Problem to work on: Extract the full set of records that follows, word for word.

____________________

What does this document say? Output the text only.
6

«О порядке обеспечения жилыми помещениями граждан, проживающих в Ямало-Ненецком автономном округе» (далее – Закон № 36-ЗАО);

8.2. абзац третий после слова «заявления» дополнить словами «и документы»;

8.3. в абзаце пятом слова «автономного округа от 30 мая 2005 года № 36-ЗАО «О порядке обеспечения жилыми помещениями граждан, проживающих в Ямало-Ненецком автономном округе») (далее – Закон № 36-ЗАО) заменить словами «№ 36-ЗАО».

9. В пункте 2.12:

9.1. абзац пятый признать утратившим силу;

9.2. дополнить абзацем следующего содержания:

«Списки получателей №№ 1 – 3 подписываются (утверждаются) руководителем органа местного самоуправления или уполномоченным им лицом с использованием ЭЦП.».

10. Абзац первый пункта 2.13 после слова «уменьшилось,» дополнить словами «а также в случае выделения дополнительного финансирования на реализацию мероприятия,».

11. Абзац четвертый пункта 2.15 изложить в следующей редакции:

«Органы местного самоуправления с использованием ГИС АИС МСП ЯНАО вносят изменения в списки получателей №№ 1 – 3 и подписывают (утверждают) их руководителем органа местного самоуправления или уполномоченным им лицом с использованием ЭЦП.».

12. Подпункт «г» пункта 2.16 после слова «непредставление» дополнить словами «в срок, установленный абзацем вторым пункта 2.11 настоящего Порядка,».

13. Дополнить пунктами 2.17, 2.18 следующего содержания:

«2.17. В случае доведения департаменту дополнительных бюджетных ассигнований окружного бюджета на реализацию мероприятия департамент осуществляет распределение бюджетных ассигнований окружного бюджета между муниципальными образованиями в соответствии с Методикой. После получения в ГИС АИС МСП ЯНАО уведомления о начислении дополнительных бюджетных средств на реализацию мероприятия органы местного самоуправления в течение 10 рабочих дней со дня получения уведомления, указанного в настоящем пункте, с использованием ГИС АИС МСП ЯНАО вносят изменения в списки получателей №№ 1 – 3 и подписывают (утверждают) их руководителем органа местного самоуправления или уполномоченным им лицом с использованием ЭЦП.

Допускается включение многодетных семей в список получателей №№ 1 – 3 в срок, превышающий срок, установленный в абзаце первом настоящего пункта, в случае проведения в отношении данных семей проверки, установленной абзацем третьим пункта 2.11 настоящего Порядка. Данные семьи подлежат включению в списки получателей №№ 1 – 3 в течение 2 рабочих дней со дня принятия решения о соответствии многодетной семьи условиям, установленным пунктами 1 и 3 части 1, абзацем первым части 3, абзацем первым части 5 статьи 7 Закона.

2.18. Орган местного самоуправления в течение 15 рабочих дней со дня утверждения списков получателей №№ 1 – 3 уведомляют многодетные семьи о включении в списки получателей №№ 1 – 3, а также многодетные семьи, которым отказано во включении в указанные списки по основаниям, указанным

____________________

Complete response:
What does this document say? Output the text only.
6

«О порядке обеспечения жилыми помещениями граждан, проживающих в Ямало-Ненецком автономном округе» (далее – Закон № 36-ЗАО);

8.2. абзац третий после слова «заявления» дополнить словами «и документы»;

8.3. в абзаце пятом слова «автономного округа от 30 мая 2005 года № 36-ЗАО «О порядке обеспечения жилыми помещениями граждан, проживающих в Ямало-Ненецком автономном округе») (далее – Закон № 36-ЗАО) заменить словами «№ 36-ЗАО».

9. В пункте 2.12:

9.1. абзац пятый признать утратившим силу;

9.2. дополнить абзацем следующего содержания:

«Списки получателей №№ 1 – 3 подписываются (утверждаются) руководителем органа местного самоуправления или уполномоченным им лицом с использованием ЭЦП.».

10. Абзац первый пункта 2.13 после слова «уменьшилось,» дополнить словами «а также в случае выделения дополнительного финансирования на реализацию мероприятия,».

11. Абзац четвертый пункта 2.15 изложить в следующей редакции:

«Органы местного самоуправления с использованием ГИС АИС МСП ЯНАО вносят изменения в списки получателей №№ 1 – 3 и подписывают (утверждают) их руководителем органа местного самоуправления или уполномоченным им лицом с использованием ЭЦП.».

12. Подпункт «г» пункта 2.16 после слова «непредставление» дополнить словами «в срок, установленный абзацем вторым пункта 2.11 настоящего Порядка,».

13. Дополнить пунктами 2.17, 2.18 следующего содержания:

«2.17. В случае доведения департаменту дополнительных бюджетных ассигнований окружного бюджета на реализацию мероприятия департамент осуществляет распределение бюджетных ассигнований окружного бюджета между муниципальными образованиями в соответствии с Методикой. После получения в ГИС АИС МСП ЯНАО уведомления о начислении дополнительных бюджетных средств на реализацию мероприятия органы местного самоуправления в течение 10 рабочих дней со дня получения уведомления, указанного в настоящем пункте, с использованием ГИС АИС МСП ЯНАО вносят изменения в списки получателей №№ 1 – 3 и подписывают (утверждают) их руководителем органа местного самоуправления или уполномоченным им лицом с использованием ЭЦП.

Допускается включение многодетных семей в список получателей №№ 1 – 3 в срок, превышающий срок, установленный в абзаце первом настоящего пункта, в случае проведения в отношении данных семей проверки, установленной абзацем третьим пункта 2.11 настоящего Порядка. Данные семьи подлежат включению в списки получателей №№ 1 – 3 в течение 2 рабочих дней со дня принятия решения о соответствии многодетной семьи условиям, установленным пунктами 1 и 3 части 1, абзацем первым части 3, абзацем первым части 5 статьи 7 Закона.

2.18. Орган местного самоуправления в течение 15 рабочих дней со дня утверждения списков получателей №№ 1 – 3 уведомляют многодетные семьи о включении в списки получателей №№ 1 – 3, а также многодетные семьи, которым отказано во включении в указанные списки по основаниям, указанным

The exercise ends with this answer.